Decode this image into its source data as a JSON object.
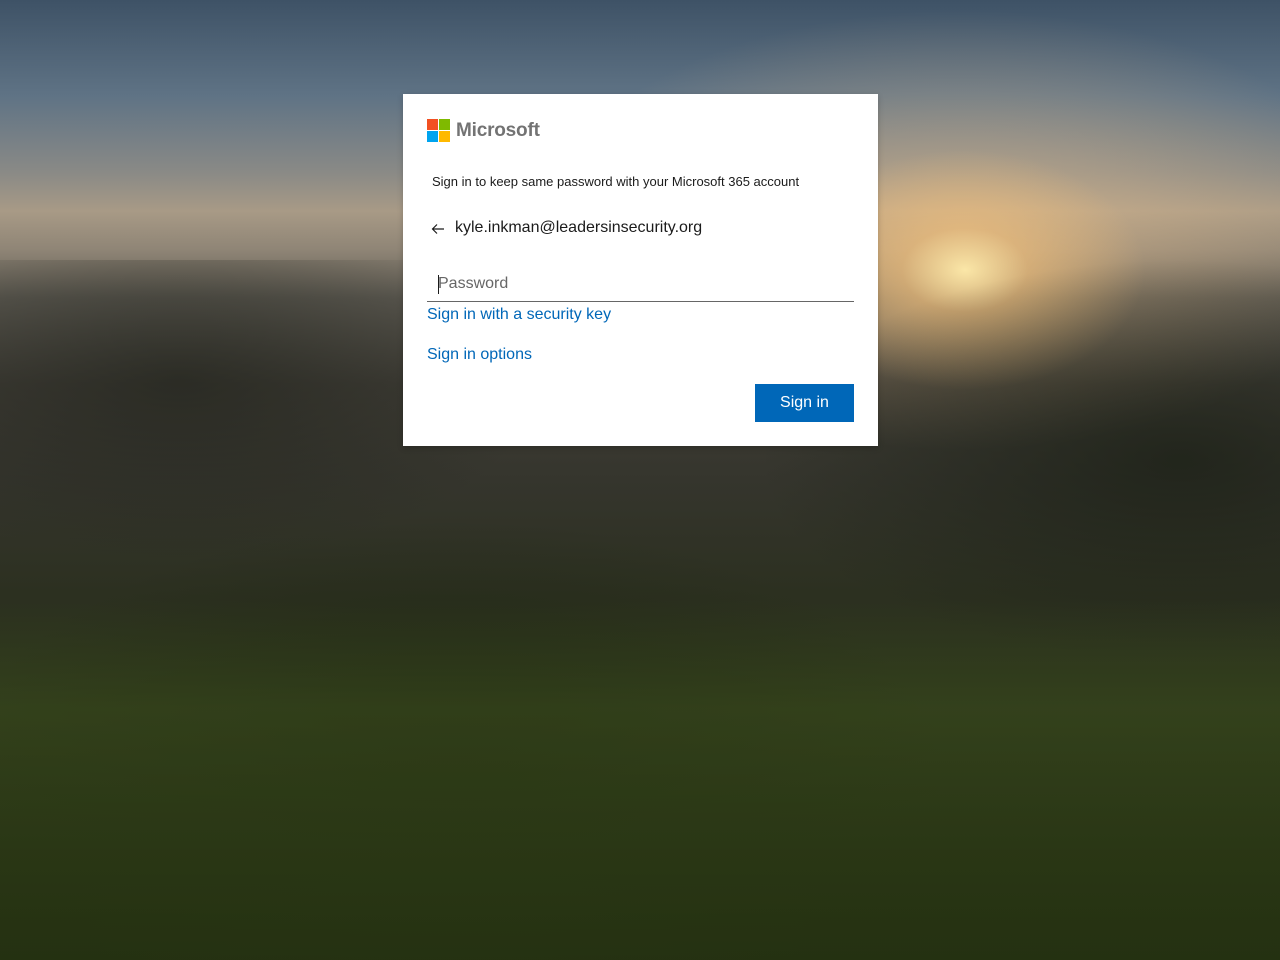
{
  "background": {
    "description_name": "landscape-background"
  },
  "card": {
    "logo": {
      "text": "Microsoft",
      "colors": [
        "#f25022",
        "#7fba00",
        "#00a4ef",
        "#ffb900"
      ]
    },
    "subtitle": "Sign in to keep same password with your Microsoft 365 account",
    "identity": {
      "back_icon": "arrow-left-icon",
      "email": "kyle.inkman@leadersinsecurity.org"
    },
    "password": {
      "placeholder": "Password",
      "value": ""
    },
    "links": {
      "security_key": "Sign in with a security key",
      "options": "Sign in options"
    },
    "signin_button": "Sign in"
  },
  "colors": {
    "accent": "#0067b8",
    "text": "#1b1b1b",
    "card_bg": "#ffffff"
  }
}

PROMPT: Quote all of the entries word for word, omitting any pictures.

REPLY:
Decode this image into its source data as a JSON object.
{
  "background": {
    "description_name": "landscape-background"
  },
  "card": {
    "logo": {
      "text": "Microsoft",
      "colors": [
        "#f25022",
        "#7fba00",
        "#00a4ef",
        "#ffb900"
      ]
    },
    "subtitle": "Sign in to keep same password with your Microsoft 365 account",
    "identity": {
      "back_icon": "arrow-left-icon",
      "email": "kyle.inkman@leadersinsecurity.org"
    },
    "password": {
      "placeholder": "Password",
      "value": ""
    },
    "links": {
      "security_key": "Sign in with a security key",
      "options": "Sign in options"
    },
    "signin_button": "Sign in"
  },
  "colors": {
    "accent": "#0067b8",
    "text": "#1b1b1b",
    "card_bg": "#ffffff"
  }
}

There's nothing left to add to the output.